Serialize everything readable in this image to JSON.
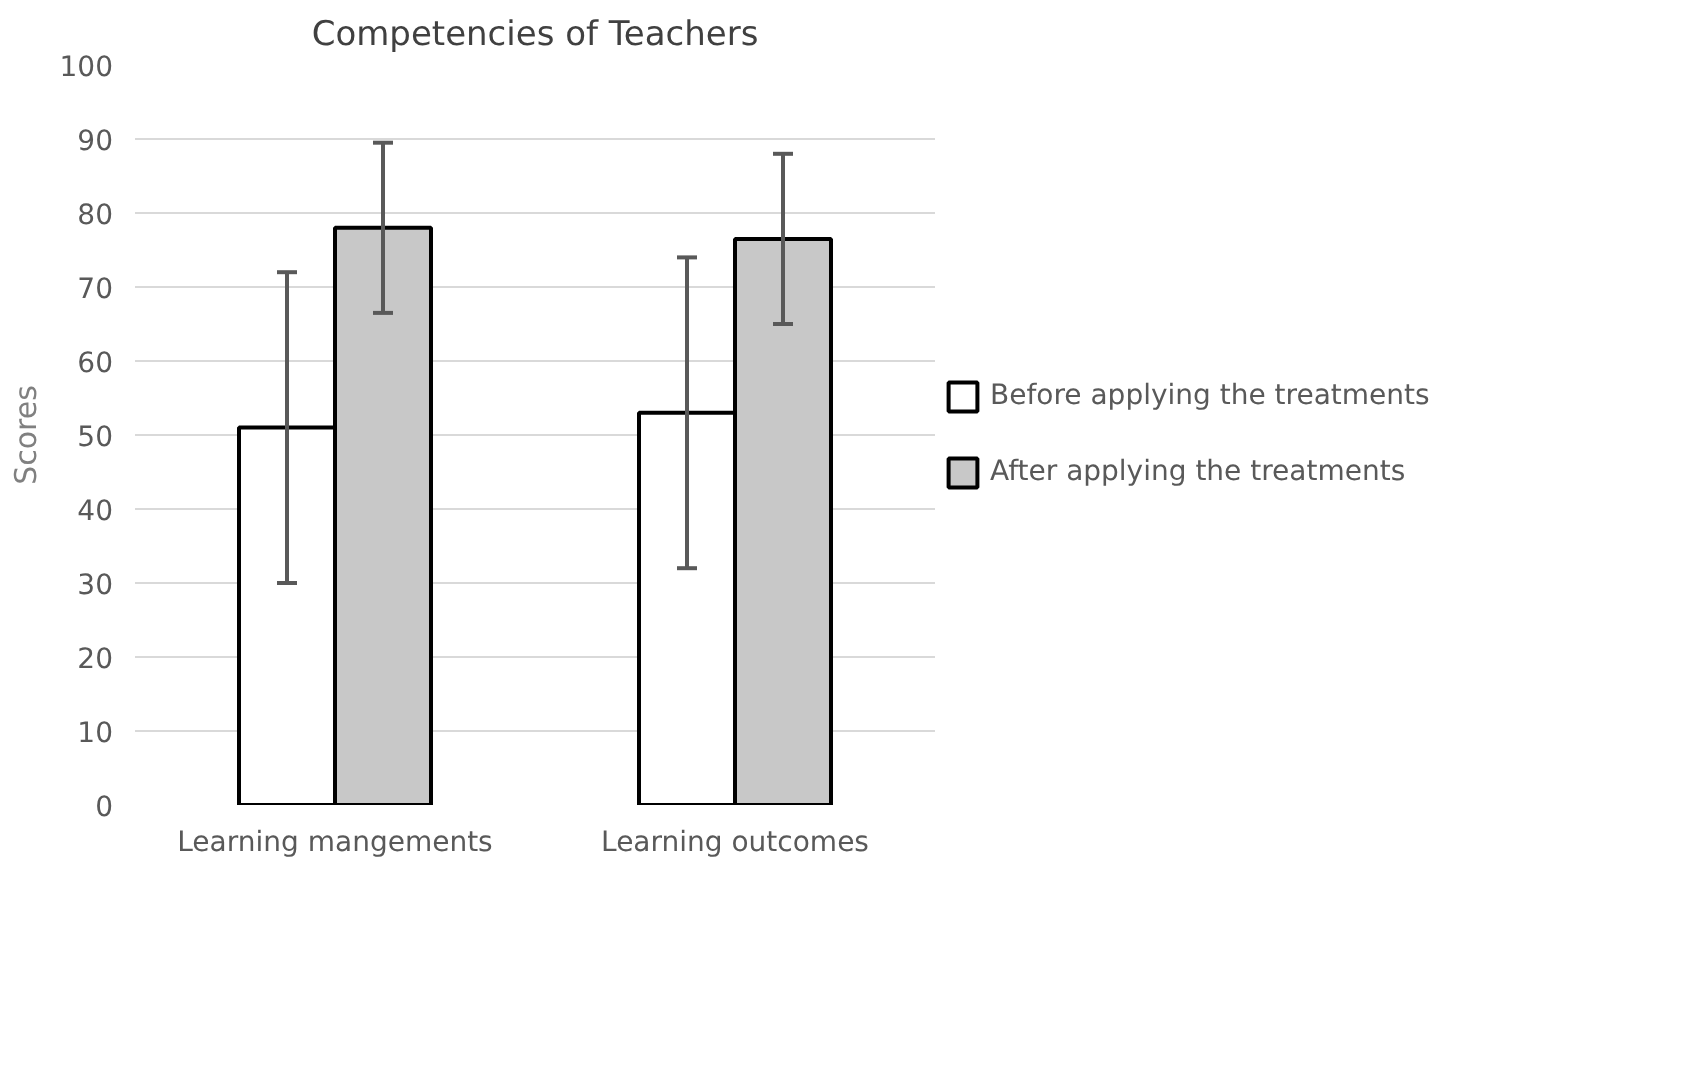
{
  "chart_data": {
    "type": "bar",
    "title": "Competencies of Teachers",
    "ylabel": "Scores",
    "categories": [
      "Learning mangements",
      "Learning outcomes"
    ],
    "series": [
      {
        "name": "Before applying the treatments",
        "color": "#ffffff",
        "values": [
          51,
          53
        ],
        "errors": [
          [
            30,
            72
          ],
          [
            32,
            74
          ]
        ]
      },
      {
        "name": "After applying the treatments",
        "color": "#c8c8c8",
        "values": [
          78,
          76.5
        ],
        "errors": [
          [
            66.5,
            89.5
          ],
          [
            65,
            88
          ]
        ]
      }
    ],
    "ylim": [
      0,
      100
    ],
    "yticks": [
      0,
      10,
      20,
      30,
      40,
      50,
      60,
      70,
      80,
      90,
      100
    ],
    "grid": "y",
    "legend": "right"
  }
}
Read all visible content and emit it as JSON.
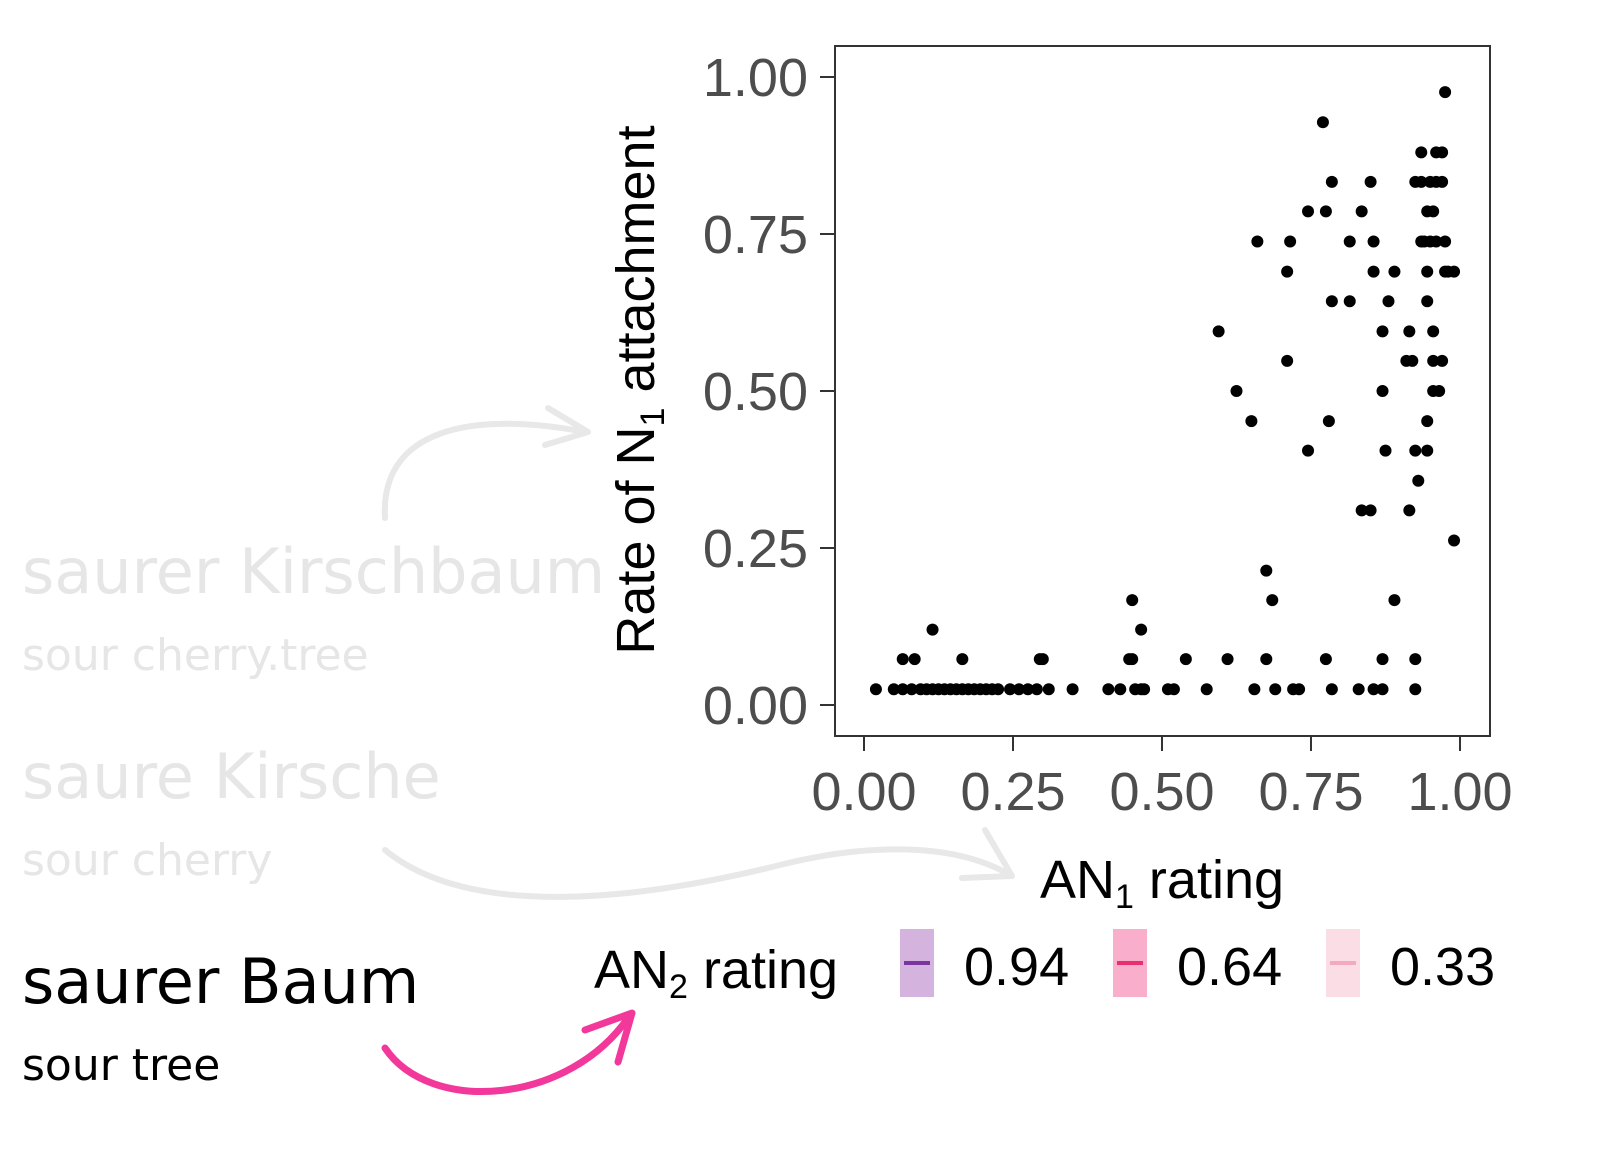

■ Given request ■
Repeat each entry precisely as it appears. Leave the pictures out.

■ Full answer ■
Serialize everything readable in this image to JSON.
{
  "chart_data": {
    "type": "bar",
    "title": "Competencies of Teachers",
    "ylabel": "Scores",
    "categories": [
      "Learning mangements",
      "Learning outcomes"
    ],
    "series": [
      {
        "name": "Before applying the treatments",
        "color": "#ffffff",
        "values": [
          51,
          53
        ],
        "errors": [
          [
            30,
            72
          ],
          [
            32,
            74
          ]
        ]
      },
      {
        "name": "After applying the treatments",
        "color": "#c8c8c8",
        "values": [
          78,
          76.5
        ],
        "errors": [
          [
            66.5,
            89.5
          ],
          [
            65,
            88
          ]
        ]
      }
    ],
    "ylim": [
      0,
      100
    ],
    "yticks": [
      0,
      10,
      20,
      30,
      40,
      50,
      60,
      70,
      80,
      90,
      100
    ],
    "grid": "y",
    "legend": "right"
  }
}
Read all visible content and emit it as JSON.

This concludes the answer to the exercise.